→ Exercise objective: Convert the items from the line containing "- x-tick-label: 12月1日: [545, 312, 560, 329]" through the line containing "- y-tick-label: 30: [366, 1032, 372, 1038]" into a numbered list, omitting blank lines. Include both of those lines and nothing outside that span.

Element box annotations
|---|

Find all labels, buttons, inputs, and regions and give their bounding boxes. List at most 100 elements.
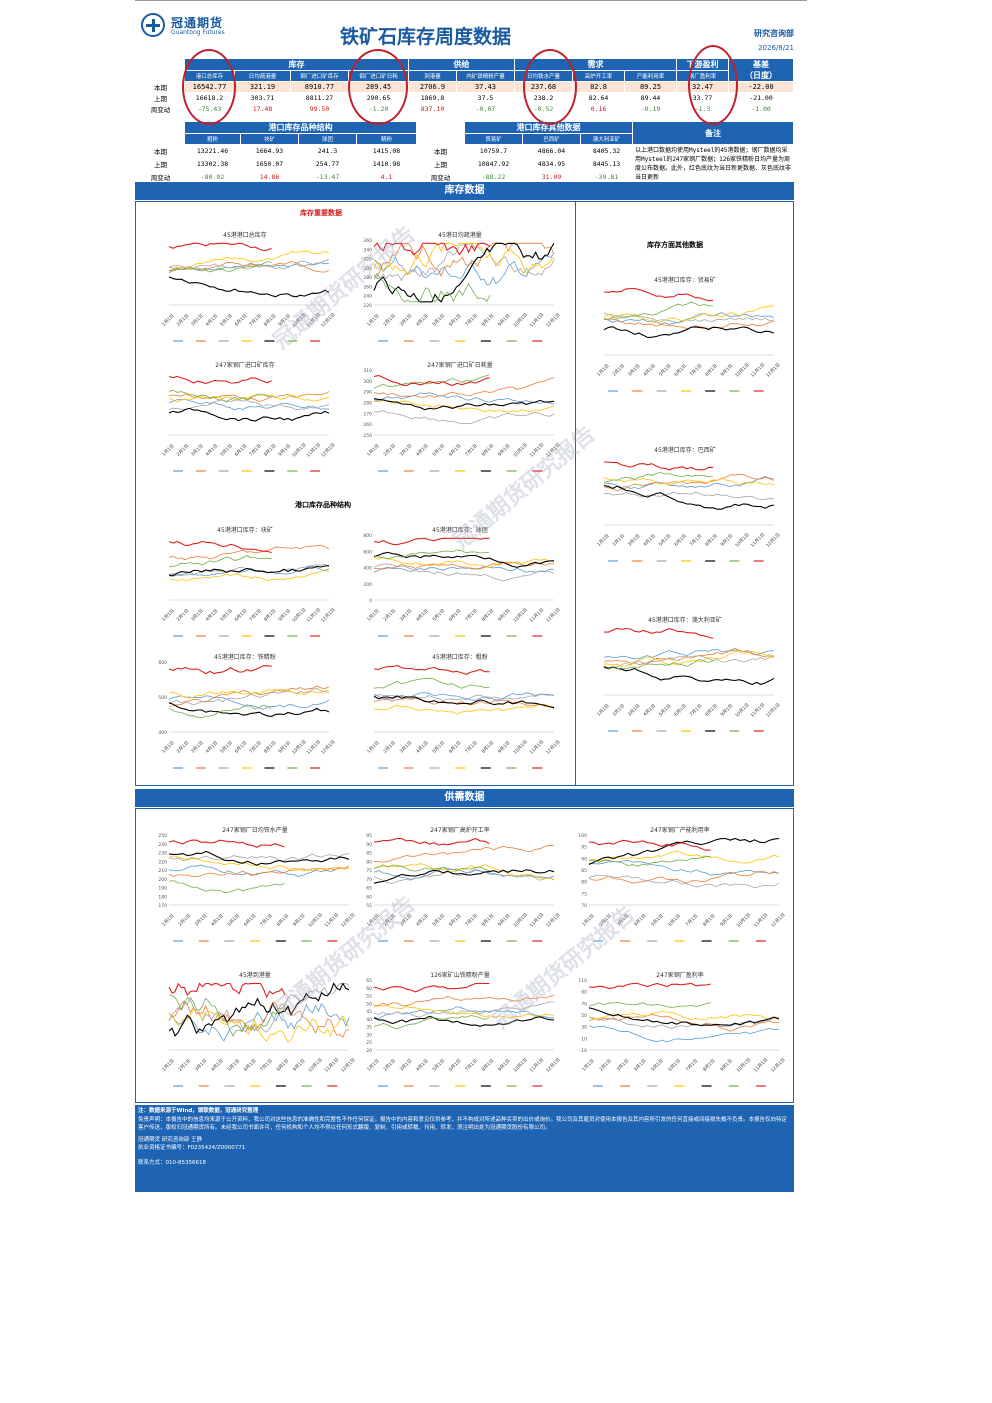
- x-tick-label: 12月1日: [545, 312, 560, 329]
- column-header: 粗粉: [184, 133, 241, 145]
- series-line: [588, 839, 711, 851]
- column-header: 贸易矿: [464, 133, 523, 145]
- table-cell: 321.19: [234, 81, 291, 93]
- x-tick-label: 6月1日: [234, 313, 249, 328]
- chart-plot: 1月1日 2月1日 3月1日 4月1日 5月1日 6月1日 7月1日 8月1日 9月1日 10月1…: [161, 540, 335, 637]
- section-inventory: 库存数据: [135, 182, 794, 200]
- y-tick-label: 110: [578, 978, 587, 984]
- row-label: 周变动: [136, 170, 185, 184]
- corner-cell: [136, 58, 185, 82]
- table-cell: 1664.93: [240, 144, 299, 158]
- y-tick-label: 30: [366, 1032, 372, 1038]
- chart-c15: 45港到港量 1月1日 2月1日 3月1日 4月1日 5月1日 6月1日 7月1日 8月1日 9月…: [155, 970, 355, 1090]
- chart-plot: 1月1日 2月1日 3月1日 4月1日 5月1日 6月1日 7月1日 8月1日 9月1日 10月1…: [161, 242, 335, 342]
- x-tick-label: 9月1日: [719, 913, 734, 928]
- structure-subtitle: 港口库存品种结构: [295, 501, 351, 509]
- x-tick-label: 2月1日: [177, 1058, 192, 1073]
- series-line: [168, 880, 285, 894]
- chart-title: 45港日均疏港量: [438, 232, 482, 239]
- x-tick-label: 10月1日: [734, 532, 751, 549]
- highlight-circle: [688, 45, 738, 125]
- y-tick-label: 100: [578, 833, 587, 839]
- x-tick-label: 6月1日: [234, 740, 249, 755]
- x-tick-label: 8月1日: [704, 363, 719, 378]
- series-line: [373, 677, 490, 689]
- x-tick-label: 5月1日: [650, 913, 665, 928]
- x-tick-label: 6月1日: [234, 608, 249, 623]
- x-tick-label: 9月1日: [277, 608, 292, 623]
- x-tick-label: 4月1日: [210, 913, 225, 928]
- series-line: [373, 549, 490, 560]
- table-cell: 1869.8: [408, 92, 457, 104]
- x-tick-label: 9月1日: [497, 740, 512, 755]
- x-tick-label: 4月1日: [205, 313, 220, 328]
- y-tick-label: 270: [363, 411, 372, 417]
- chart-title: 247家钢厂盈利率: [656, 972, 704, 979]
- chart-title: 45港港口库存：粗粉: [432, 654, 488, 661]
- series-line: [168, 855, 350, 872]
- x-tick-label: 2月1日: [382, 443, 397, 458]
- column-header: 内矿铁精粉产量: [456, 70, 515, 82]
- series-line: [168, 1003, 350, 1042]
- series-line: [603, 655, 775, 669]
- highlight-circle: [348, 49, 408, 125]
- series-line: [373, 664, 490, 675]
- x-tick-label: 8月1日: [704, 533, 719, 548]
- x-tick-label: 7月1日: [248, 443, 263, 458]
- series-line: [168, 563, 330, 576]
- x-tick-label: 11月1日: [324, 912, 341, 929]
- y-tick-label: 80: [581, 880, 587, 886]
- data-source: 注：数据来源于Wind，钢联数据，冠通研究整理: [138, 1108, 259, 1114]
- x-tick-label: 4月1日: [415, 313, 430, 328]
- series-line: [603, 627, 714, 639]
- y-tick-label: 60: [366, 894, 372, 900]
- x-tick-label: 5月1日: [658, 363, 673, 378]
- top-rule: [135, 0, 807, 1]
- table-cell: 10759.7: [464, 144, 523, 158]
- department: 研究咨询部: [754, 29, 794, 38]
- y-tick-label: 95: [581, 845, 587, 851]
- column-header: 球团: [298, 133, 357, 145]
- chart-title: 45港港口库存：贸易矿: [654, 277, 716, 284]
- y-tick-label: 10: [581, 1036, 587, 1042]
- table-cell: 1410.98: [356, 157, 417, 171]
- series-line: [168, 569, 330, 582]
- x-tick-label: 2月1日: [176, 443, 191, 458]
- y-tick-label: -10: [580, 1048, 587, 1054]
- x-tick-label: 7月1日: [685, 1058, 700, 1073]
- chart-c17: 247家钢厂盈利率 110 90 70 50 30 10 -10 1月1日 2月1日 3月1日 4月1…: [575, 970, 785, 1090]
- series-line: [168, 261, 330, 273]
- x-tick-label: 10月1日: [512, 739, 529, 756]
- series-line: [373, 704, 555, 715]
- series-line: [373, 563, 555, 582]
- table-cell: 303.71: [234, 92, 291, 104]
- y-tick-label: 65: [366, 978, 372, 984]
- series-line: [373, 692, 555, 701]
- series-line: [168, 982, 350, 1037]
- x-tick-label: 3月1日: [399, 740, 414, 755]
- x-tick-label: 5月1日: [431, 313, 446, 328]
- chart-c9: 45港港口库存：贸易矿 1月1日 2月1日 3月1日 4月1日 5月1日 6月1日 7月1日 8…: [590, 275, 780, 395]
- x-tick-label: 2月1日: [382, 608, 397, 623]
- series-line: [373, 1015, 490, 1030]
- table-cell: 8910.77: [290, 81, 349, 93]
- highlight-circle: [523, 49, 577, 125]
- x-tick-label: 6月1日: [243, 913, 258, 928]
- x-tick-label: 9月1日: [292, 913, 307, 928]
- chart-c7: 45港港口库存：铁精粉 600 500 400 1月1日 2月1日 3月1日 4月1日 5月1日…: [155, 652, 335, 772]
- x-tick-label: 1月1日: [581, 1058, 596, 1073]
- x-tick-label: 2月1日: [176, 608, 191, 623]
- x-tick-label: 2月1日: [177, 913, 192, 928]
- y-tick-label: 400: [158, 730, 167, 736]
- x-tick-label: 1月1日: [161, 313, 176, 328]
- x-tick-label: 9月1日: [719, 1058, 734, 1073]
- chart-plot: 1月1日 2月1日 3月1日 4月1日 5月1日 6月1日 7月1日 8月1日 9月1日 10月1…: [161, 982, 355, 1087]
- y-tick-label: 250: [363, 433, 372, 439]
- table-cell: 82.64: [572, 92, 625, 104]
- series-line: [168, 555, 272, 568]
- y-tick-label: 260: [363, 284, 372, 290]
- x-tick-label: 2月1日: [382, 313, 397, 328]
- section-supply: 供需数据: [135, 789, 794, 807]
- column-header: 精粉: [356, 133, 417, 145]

|---|

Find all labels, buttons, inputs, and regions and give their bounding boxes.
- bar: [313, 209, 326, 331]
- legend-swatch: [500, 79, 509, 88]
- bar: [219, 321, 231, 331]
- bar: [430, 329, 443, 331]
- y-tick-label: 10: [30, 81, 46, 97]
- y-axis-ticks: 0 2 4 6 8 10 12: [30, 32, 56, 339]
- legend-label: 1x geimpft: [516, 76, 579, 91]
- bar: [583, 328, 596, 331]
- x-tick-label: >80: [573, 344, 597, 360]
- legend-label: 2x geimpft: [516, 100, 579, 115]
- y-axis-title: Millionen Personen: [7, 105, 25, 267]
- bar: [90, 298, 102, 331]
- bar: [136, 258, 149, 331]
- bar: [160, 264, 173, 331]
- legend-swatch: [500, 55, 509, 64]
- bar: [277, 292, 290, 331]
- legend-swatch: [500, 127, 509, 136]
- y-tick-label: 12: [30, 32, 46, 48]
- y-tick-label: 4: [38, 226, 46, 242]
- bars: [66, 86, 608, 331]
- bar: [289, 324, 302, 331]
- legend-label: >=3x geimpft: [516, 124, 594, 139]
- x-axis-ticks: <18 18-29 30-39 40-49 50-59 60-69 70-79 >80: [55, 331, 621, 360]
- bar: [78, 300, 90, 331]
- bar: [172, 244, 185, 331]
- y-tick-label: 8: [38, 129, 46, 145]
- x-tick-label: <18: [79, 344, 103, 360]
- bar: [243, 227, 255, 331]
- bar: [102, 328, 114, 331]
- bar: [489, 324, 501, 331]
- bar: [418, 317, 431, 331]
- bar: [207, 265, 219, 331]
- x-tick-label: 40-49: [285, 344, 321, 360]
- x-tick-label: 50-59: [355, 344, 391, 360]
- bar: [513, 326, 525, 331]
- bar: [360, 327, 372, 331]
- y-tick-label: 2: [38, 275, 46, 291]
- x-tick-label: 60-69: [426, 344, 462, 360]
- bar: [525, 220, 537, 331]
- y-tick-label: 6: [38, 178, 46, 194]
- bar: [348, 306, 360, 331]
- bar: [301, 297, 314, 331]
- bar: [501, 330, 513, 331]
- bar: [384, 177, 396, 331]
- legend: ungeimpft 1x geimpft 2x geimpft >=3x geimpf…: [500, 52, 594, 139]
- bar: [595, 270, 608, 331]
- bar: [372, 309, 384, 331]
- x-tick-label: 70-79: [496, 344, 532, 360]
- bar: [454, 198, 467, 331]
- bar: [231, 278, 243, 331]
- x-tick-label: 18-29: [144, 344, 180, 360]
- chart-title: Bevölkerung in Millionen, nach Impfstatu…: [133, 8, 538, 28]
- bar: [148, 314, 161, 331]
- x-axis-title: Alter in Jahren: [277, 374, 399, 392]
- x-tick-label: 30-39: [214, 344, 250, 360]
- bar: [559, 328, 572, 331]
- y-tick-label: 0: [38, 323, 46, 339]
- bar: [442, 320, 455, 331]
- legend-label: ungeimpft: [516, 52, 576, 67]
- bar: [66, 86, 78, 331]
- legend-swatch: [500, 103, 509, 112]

|---|

→ Exercise response:
1. - x-tick-label: 12月1日: [545, 312, 560, 329]
2. - column-header: 粗粉: [184, 133, 241, 145]
3. - series-line: [588, 839, 711, 851]
4. - column-header: 贸易矿: [464, 133, 523, 145]
5. - table-cell: 321.19: [234, 81, 291, 93]
6. - x-tick-label: 6月1日: [234, 313, 249, 328]
7. - chart-plot: 1月1日 2月1日 3月1日 4月1日 5月1日 6月1日 7月1日 8月1日 9月1日 10月1…: [161, 540, 335, 637]
8. - section-inventory: 库存数据: [135, 182, 794, 200]
9. - y-tick-label: 110: [578, 978, 587, 984]
10. - row-label: 周变动: [136, 170, 185, 184]
11. - corner-cell: [136, 58, 185, 82]
12. - table-cell: 1664.93: [240, 144, 299, 158]
13. - y-tick-label: 30: [366, 1032, 372, 1038]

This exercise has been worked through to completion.